# RECORDS TO USE start
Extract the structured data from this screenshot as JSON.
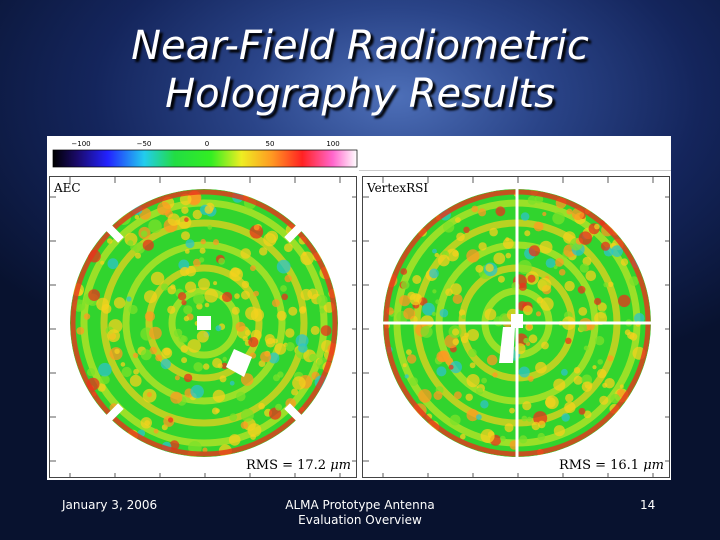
{
  "slide": {
    "title_line1": "Near-Field Radiometric",
    "title_line2": "Holography Results"
  },
  "colorbar": {
    "ticks": [
      "−100",
      "−50",
      "0",
      "50",
      "100"
    ]
  },
  "panels": [
    {
      "label": "AEC",
      "rms_prefix": "RMS = 17.2",
      "rms_unit": "μm"
    },
    {
      "label": "VertexRSI",
      "rms_prefix": "RMS = 16.1",
      "rms_unit": "μm"
    }
  ],
  "footer": {
    "date": "January 3, 2006",
    "center_line1": "ALMA Prototype Antenna",
    "center_line2": "Evaluation Overview",
    "page": "14"
  },
  "colors": {
    "surface_base": "#31d42e",
    "surface_warm": "#f4d21e",
    "surface_hot": "#e8321c",
    "surface_cool": "#2ec4c8"
  }
}
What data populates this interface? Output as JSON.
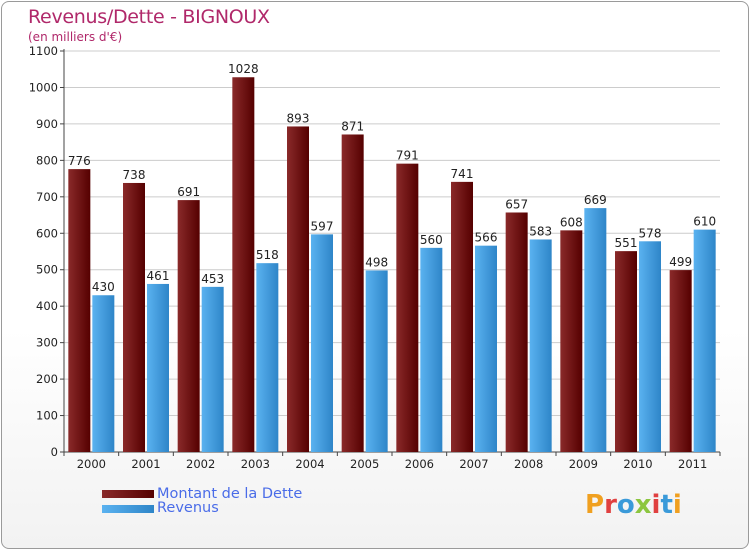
# RECORDS TO USE end
• TASK DETAILS:
Repeat the entries exactly. Pictures are excluded from the copy.

• SOLUTION TO THIS EXERCISE:
Extract the structured data from this screenshot as JSON.
{
  "slide": {
    "title_line1": "Near-Field Radiometric",
    "title_line2": "Holography Results"
  },
  "colorbar": {
    "ticks": [
      "−100",
      "−50",
      "0",
      "50",
      "100"
    ]
  },
  "panels": [
    {
      "label": "AEC",
      "rms_prefix": "RMS = 17.2",
      "rms_unit": "μm"
    },
    {
      "label": "VertexRSI",
      "rms_prefix": "RMS = 16.1",
      "rms_unit": "μm"
    }
  ],
  "footer": {
    "date": "January 3, 2006",
    "center_line1": "ALMA Prototype Antenna",
    "center_line2": "Evaluation Overview",
    "page": "14"
  },
  "colors": {
    "surface_base": "#31d42e",
    "surface_warm": "#f4d21e",
    "surface_hot": "#e8321c",
    "surface_cool": "#2ec4c8"
  }
}
What data populates this interface? Output as JSON.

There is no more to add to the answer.